** begin **

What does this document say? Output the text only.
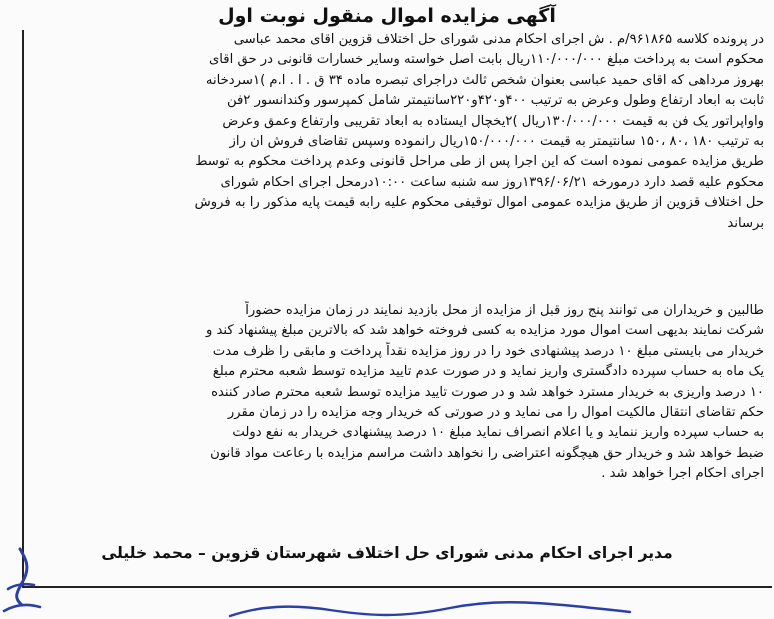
آگهی مزایده اموال منقول نوبت اول
در پرونده کلاسه ۹۶۱۸۶۵/م . ش اجرای احکام مدنی شورای حل اختلاف قزوین اقای محمد عباسی
محکوم است به پرداخت مبلغ ۱۱۰/۰۰۰/۰۰۰ریال بابت اصل خواسته وسایر خسارات قانونی در حق اقای
بهروز مرداهی که اقای حمید عباسی بعنوان شخص ثالث دراجرای تبصره ماده ۳۴ ق . ا . ا.م )۱سردخانه
ثابت به ابعاد ارتفاع وطول وعرض به ترتیب ۴۰۰و۴۲۰و۲۲۰سانتیمتر شامل کمپرسور وکندانسور ۲فن
واواپراتور یک فن به قیمت ۱۳۰/۰۰۰/۰۰۰ریال )۲یخچال ایستاده به ابعاد تقریبی وارتفاع وعمق وعرض
به ترتیب ۱۸۰ ،۸۰ ،۱۵۰ سانتیمتر به قیمت ۱۵۰/۰۰۰/۰۰۰ریال رانموده وسپس تقاضای فروش ان راز
طریق مزایده عمومی نموده است که این اجرا پس از طی مراحل قانونی وعدم پرداخت محکوم به توسط
محکوم علیه قصد دارد درمورخه ۱۳۹۶/۰۶/۲۱روز سه شنبه ساعت ۱۰:۰۰درمحل اجرای احکام شورای
حل اختلاف قزوین از طریق مزایده عمومی اموال توقیفی محکوم علیه رابه قیمت پایه مذکور را به فروش
برساند
طالبین و خریداران می توانند پنج روز قبل از مزایده از محل بازدید نمایند در زمان مزایده حضوراً
شرکت نمایند بدیهی است اموال مورد مزایده به کسی فروخته خواهد شد که بالاترین مبلغ پیشنهاد کند و
خریدار می بایستی مبلغ ۱۰ درصد پیشنهادی خود را در روز مزایده نقداً پرداخت و مابقی را ظرف مدت
یک ماه به حساب سپرده دادگستری واریز نماید و در صورت عدم تایید مزایده توسط شعبه محترم مبلغ
۱۰ درصد واریزی به خریدار مسترد خواهد شد و در صورت تایید مزایده توسط شعبه محترم صادر کننده
حکم تقاضای انتقال مالکیت اموال را می نماید و در صورتی که خریدار وجه مزایده را در زمان مقرر
به حساب سپرده واریز ننماید و یا اعلام انصراف نماید مبلغ ۱۰ درصد پیشنهادی خریدار به نفع دولت
ضبط خواهد شد و خریدار حق هیچگونه اعتراضی را نخواهد داشت مراسم مزایده با رعاعت مواد قانون
اجرای احکام اجرا خواهد شد .
مدیر اجرای احکام مدنی شورای حل اختلاف شهرستان قزوین – محمد خلیلی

** end **

* [TO BE DONE]:
The records above must be transcribed exactly. Pictures are left out of the copy.

* [RESPONSE]:
What does this document say? Output the text only.
آگهی مزایده اموال منقول نوبت اول
در پرونده کلاسه ۹۶۱۸۶۵/م . ش اجرای احکام مدنی شورای حل اختلاف قزوین اقای محمد عباسی
محکوم است به پرداخت مبلغ ۱۱۰/۰۰۰/۰۰۰ریال بابت اصل خواسته وسایر خسارات قانونی در حق اقای
بهروز مرداهی که اقای حمید عباسی بعنوان شخص ثالث دراجرای تبصره ماده ۳۴ ق . ا . ا.م )۱سردخانه
ثابت به ابعاد ارتفاع وطول وعرض به ترتیب ۴۰۰و۴۲۰و۲۲۰سانتیمتر شامل کمپرسور وکندانسور ۲فن
واواپراتور یک فن به قیمت ۱۳۰/۰۰۰/۰۰۰ریال )۲یخچال ایستاده به ابعاد تقریبی وارتفاع وعمق وعرض
به ترتیب ۱۸۰ ،۸۰ ،۱۵۰ سانتیمتر به قیمت ۱۵۰/۰۰۰/۰۰۰ریال رانموده وسپس تقاضای فروش ان راز
طریق مزایده عمومی نموده است که این اجرا پس از طی مراحل قانونی وعدم پرداخت محکوم به توسط
محکوم علیه قصد دارد درمورخه ۱۳۹۶/۰۶/۲۱روز سه شنبه ساعت ۱۰:۰۰درمحل اجرای احکام شورای
حل اختلاف قزوین از طریق مزایده عمومی اموال توقیفی محکوم علیه رابه قیمت پایه مذکور را به فروش
برساند
طالبین و خریداران می توانند پنج روز قبل از مزایده از محل بازدید نمایند در زمان مزایده حضوراً
شرکت نمایند بدیهی است اموال مورد مزایده به کسی فروخته خواهد شد که بالاترین مبلغ پیشنهاد کند و
خریدار می بایستی مبلغ ۱۰ درصد پیشنهادی خود را در روز مزایده نقداً پرداخت و مابقی را ظرف مدت
یک ماه به حساب سپرده دادگستری واریز نماید و در صورت عدم تایید مزایده توسط شعبه محترم مبلغ
۱۰ درصد واریزی به خریدار مسترد خواهد شد و در صورت تایید مزایده توسط شعبه محترم صادر کننده
حکم تقاضای انتقال مالکیت اموال را می نماید و در صورتی که خریدار وجه مزایده را در زمان مقرر
به حساب سپرده واریز ننماید و یا اعلام انصراف نماید مبلغ ۱۰ درصد پیشنهادی خریدار به نفع دولت
ضبط خواهد شد و خریدار حق هیچگونه اعتراضی را نخواهد داشت مراسم مزایده با رعاعت مواد قانون
اجرای احکام اجرا خواهد شد .
مدیر اجرای احکام مدنی شورای حل اختلاف شهرستان قزوین – محمد خلیلی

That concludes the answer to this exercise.